YOUR TASK
Find all lines in the listing that include the word "Tracks", then copy them.

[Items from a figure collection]
'''
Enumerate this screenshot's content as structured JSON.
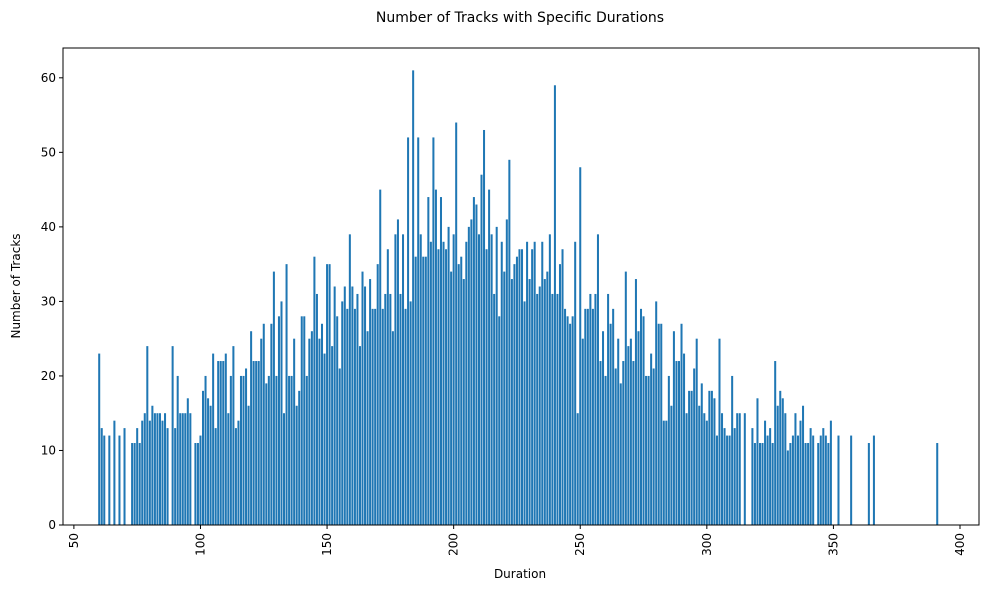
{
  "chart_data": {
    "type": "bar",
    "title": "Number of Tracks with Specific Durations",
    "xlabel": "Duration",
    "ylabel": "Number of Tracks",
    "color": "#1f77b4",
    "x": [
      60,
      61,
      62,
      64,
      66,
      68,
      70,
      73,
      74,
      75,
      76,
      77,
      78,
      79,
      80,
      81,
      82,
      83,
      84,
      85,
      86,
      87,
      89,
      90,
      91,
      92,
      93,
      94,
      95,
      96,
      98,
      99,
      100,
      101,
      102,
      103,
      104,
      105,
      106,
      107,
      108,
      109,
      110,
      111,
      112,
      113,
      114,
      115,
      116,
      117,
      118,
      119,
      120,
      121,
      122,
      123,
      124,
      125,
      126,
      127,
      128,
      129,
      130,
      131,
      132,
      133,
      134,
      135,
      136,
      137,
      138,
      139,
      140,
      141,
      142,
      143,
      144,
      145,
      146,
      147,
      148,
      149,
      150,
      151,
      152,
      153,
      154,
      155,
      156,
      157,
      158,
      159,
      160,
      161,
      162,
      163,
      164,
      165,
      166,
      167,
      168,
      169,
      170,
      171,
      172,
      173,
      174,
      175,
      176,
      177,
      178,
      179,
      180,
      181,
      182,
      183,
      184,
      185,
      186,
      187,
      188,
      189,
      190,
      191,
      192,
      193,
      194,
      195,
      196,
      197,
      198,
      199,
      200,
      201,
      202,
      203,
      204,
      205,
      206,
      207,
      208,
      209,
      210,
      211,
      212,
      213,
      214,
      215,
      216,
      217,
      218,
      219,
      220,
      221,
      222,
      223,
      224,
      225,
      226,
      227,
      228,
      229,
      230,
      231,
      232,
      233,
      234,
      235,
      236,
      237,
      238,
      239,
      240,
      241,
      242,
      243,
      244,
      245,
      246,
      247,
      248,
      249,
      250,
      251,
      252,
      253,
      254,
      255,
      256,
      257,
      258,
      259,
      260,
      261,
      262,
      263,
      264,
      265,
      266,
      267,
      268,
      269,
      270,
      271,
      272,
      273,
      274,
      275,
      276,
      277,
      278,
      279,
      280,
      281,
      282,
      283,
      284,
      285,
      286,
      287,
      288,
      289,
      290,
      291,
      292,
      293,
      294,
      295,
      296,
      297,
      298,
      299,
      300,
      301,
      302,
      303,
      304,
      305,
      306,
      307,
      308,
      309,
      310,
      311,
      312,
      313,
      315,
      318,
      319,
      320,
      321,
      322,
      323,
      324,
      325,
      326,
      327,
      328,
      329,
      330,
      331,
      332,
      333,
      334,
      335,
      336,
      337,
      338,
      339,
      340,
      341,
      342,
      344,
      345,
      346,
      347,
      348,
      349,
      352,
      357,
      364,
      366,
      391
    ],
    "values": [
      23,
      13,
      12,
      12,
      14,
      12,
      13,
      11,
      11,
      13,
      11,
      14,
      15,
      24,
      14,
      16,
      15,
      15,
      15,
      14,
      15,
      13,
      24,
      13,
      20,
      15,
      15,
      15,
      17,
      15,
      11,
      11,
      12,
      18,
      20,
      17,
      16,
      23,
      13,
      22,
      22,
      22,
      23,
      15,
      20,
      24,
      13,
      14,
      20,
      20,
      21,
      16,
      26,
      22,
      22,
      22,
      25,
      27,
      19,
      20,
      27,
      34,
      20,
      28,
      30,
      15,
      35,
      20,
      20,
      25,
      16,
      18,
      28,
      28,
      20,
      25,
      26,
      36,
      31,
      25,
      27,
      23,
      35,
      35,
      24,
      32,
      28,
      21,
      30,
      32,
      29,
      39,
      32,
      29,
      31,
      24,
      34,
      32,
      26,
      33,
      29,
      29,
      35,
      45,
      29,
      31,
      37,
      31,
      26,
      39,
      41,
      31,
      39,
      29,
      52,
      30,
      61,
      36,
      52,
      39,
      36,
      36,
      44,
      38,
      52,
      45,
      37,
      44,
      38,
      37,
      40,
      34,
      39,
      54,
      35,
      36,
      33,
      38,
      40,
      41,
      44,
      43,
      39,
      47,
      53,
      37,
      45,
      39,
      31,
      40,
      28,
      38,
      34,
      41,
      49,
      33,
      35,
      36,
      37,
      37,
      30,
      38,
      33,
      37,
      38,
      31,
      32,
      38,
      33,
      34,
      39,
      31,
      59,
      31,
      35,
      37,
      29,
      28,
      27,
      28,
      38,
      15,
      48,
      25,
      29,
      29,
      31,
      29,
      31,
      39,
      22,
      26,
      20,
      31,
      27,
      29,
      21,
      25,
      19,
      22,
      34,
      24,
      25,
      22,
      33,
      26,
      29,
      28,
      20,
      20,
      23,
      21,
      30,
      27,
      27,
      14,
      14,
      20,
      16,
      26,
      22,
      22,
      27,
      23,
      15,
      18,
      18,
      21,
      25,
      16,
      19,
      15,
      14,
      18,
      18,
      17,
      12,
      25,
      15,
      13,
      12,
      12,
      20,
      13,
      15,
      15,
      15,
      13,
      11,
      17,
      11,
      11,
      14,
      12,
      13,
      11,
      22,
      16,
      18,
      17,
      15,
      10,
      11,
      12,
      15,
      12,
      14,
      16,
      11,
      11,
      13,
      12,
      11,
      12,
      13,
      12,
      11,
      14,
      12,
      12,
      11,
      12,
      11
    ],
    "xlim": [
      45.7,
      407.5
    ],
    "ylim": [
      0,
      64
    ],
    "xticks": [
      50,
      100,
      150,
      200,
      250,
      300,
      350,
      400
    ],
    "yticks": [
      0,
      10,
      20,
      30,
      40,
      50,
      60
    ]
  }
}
'''
EXERCISE RESPONSE
    "title": "Number of Tracks with Specific Durations",
    "ylabel": "Number of Tracks",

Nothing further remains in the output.